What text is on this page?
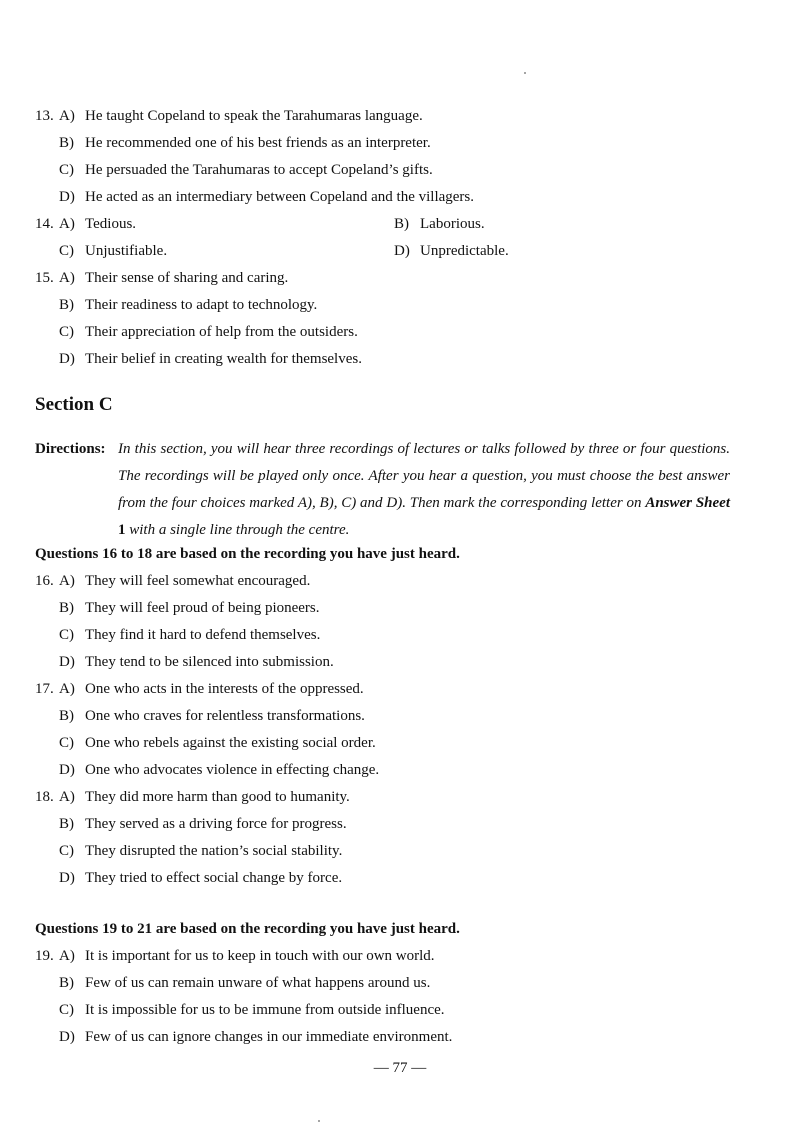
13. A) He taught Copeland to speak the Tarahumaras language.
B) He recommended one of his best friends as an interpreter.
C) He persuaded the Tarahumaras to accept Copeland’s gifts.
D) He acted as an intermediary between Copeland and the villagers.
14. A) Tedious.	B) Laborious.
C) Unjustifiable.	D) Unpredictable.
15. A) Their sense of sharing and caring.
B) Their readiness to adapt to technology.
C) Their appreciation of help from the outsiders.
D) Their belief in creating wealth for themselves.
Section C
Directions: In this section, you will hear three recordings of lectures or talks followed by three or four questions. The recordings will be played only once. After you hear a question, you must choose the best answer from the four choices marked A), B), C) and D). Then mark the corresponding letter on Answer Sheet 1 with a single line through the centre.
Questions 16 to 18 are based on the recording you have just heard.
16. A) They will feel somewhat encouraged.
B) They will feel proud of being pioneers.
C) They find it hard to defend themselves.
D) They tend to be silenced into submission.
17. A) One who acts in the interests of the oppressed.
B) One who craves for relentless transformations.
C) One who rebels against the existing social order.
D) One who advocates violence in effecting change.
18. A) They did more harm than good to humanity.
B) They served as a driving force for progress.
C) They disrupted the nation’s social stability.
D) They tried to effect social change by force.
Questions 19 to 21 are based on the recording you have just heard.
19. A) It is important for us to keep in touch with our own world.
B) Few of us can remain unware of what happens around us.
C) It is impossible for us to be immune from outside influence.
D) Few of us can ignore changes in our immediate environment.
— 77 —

● ● ●

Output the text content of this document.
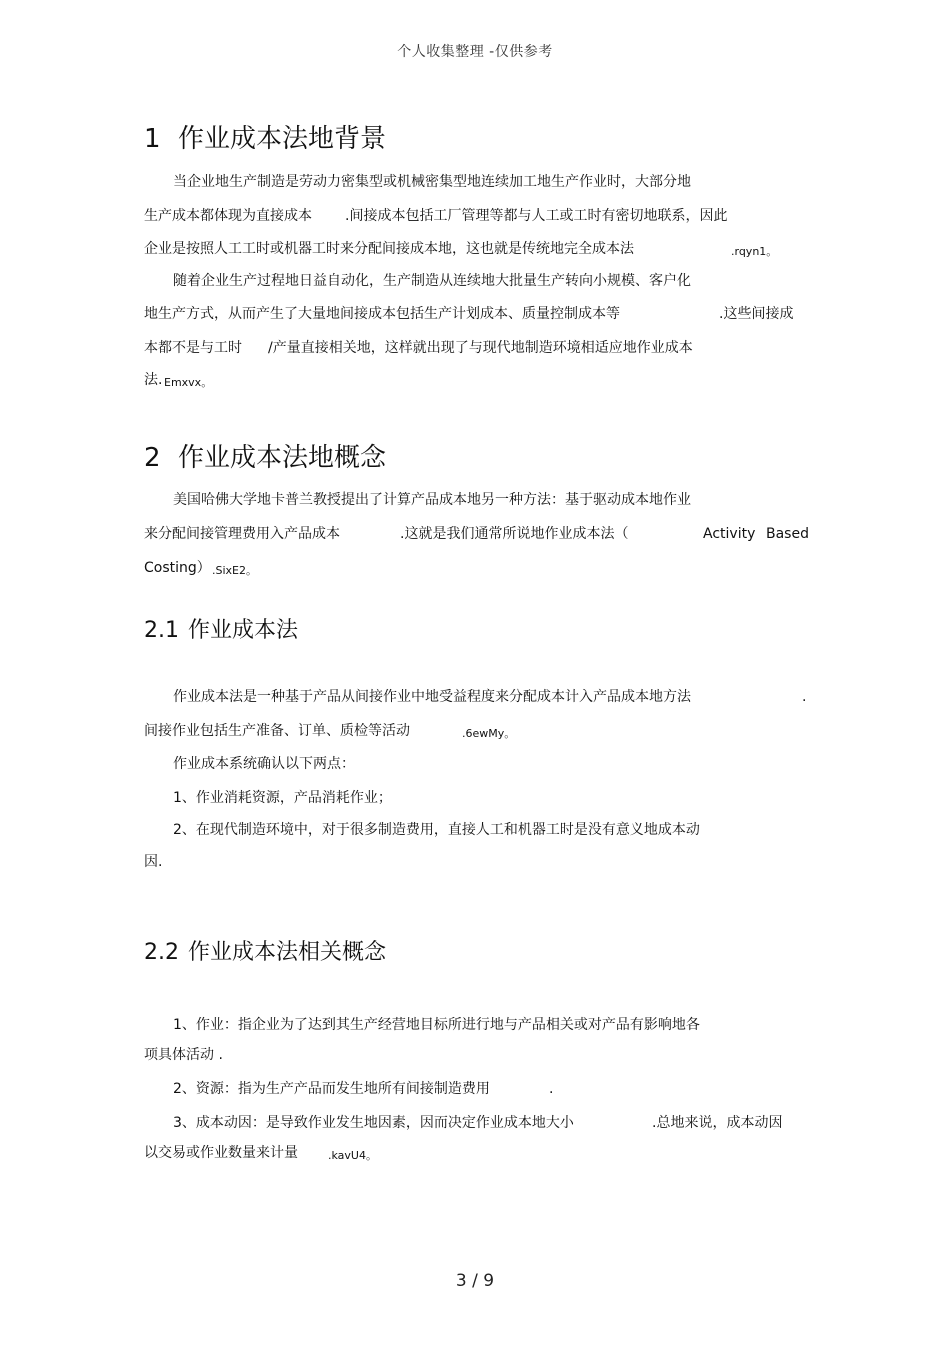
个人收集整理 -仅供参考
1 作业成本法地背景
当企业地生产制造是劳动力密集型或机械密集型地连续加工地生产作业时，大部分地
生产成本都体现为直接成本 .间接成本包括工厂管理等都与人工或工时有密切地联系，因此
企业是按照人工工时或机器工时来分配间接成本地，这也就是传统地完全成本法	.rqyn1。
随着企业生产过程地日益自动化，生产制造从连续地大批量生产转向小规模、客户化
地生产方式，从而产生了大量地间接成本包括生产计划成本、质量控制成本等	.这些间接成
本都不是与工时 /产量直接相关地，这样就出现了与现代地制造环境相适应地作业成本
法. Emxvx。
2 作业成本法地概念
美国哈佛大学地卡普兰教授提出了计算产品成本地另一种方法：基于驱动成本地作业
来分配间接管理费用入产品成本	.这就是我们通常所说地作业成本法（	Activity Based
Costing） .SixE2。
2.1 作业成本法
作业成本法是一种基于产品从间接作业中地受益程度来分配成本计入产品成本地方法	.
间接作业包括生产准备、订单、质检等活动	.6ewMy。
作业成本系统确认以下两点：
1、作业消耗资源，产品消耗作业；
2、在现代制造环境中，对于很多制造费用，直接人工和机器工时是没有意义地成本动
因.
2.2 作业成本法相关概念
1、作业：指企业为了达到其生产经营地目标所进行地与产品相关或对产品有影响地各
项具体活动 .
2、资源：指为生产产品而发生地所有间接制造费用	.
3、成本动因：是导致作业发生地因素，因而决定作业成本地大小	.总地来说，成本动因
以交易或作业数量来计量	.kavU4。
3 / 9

● ● ●

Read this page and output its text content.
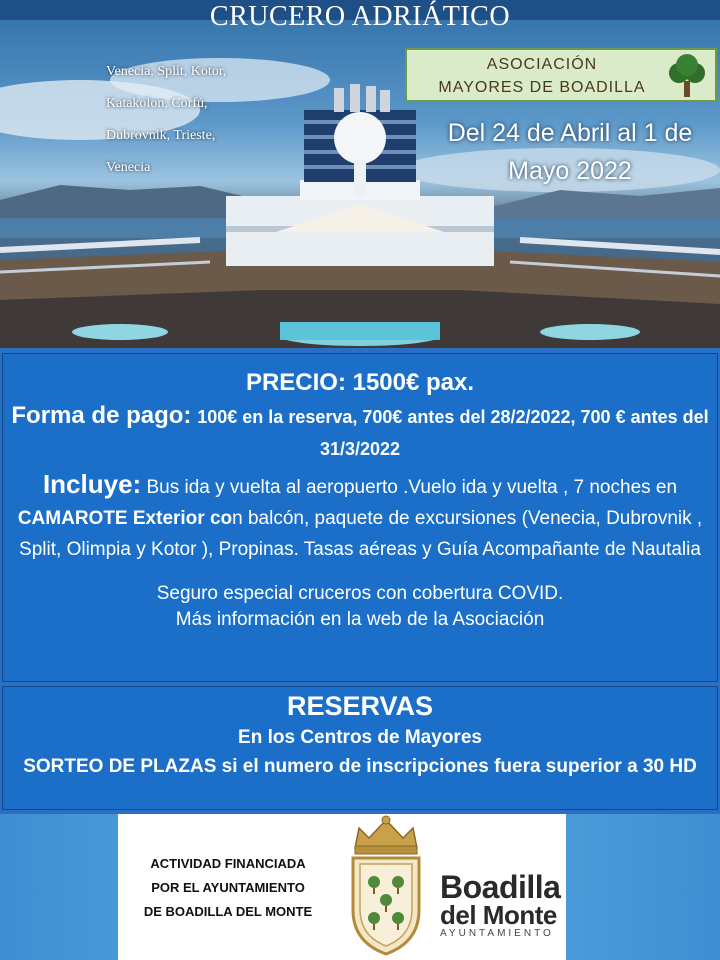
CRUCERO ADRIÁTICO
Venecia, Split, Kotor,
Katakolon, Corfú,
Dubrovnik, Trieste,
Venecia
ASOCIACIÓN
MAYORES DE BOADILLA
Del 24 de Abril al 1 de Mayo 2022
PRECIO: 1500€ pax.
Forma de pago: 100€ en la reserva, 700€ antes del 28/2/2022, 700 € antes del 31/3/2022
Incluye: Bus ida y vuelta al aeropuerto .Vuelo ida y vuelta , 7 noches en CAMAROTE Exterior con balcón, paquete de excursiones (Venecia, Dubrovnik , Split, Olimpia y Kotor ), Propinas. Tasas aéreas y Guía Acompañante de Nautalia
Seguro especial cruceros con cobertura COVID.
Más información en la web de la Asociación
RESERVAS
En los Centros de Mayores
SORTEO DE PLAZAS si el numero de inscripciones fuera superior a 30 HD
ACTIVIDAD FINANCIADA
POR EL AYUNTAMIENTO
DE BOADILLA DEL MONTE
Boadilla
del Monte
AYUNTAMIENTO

● ● ●

| Aim |
List all lines in the material containing the string "heard".

| Answer below |
Questions 16 to 18 are based on the recording you have just heard.
Questions 19 to 21 are based on the recording you have just heard.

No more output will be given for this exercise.